Collected data entries:

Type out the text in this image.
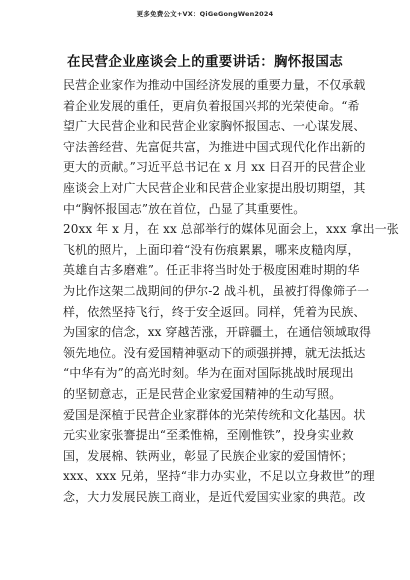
更多免费公文+VX：QiGeGongWen2024
在民营企业座谈会上的重要讲话：胸怀报国志
民营企业家作为推动中国经济发展的重要力量，不仅承载
着企业发展的重任，更肩负着报国兴邦的光荣使命。“希
望广大民营企业和民营企业家胸怀报国志、一心谋发展、
守法善经营、先富促共富，为推进中国式现代化作出新的
更大的贡献。”习近平总书记在 x 月 xx 日召开的民营企业
座谈会上对广大民营企业和民营企业家提出殷切期望，其
中“胸怀报国志”放在首位，凸显了其重要性。
20xx 年 x 月，在 xx 总部举行的媒体见面会上，xxx 拿出一张
飞机的照片，上面印着“没有伤痕累累，哪来皮糙肉厚，
英雄自古多磨难”。任正非将当时处于极度困难时期的华
为比作这架二战期间的伊尔-2 战斗机，虽被打得像筛子一
样，依然坚持飞行，终于安全返回。同样，凭着为民族、
为国家的信念，xx 穿越苦涨，开辟疆土，在通信领域取得
领先地位。没有爱国精神驱动下的顽强拼搏，就无法抵达
“中华有为”的高光时刻。华为在面对国际挑战时展现出
的坚韧意志，正是民营企业家爱国精神的生动写照。
爱国是深植于民营企业家群体的光荣传统和文化基因。状
元实业家张謇提出“至柔惟棉，至刚惟铁”，投身实业救
国，发展棉、铁两业，彰显了民族企业家的爱国情怀；
xxx、xxx 兄弟，坚持“非力办实业，不足以立身救世”的理
念，大力发展民族工商业，是近代爱国实业家的典范。改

» DIRECTIONS
Copy the listing over exactly, skipping the pictures it holds.

» WRITTEN RESPONSE
Type out the text in this image.
更多免费公文+VX：QiGeGongWen2024
在民营企业座谈会上的重要讲话：胸怀报国志
民营企业家作为推动中国经济发展的重要力量，不仅承载
着企业发展的重任，更肩负着报国兴邦的光荣使命。“希
望广大民营企业和民营企业家胸怀报国志、一心谋发展、
守法善经营、先富促共富，为推进中国式现代化作出新的
更大的贡献。”习近平总书记在 x 月 xx 日召开的民营企业
座谈会上对广大民营企业和民营企业家提出殷切期望，其
中“胸怀报国志”放在首位，凸显了其重要性。
20xx 年 x 月，在 xx 总部举行的媒体见面会上，xxx 拿出一张
飞机的照片，上面印着“没有伤痕累累，哪来皮糙肉厚，
英雄自古多磨难”。任正非将当时处于极度困难时期的华
为比作这架二战期间的伊尔-2 战斗机，虽被打得像筛子一
样，依然坚持飞行，终于安全返回。同样，凭着为民族、
为国家的信念，xx 穿越苦涨，开辟疆土，在通信领域取得
领先地位。没有爱国精神驱动下的顽强拼搏，就无法抵达
“中华有为”的高光时刻。华为在面对国际挑战时展现出
的坚韧意志，正是民营企业家爱国精神的生动写照。
爱国是深植于民营企业家群体的光荣传统和文化基因。状
元实业家张謇提出“至柔惟棉，至刚惟铁”，投身实业救
国，发展棉、铁两业，彰显了民族企业家的爱国情怀；
xxx、xxx 兄弟，坚持“非力办实业，不足以立身救世”的理
念，大力发展民族工商业，是近代爱国实业家的典范。改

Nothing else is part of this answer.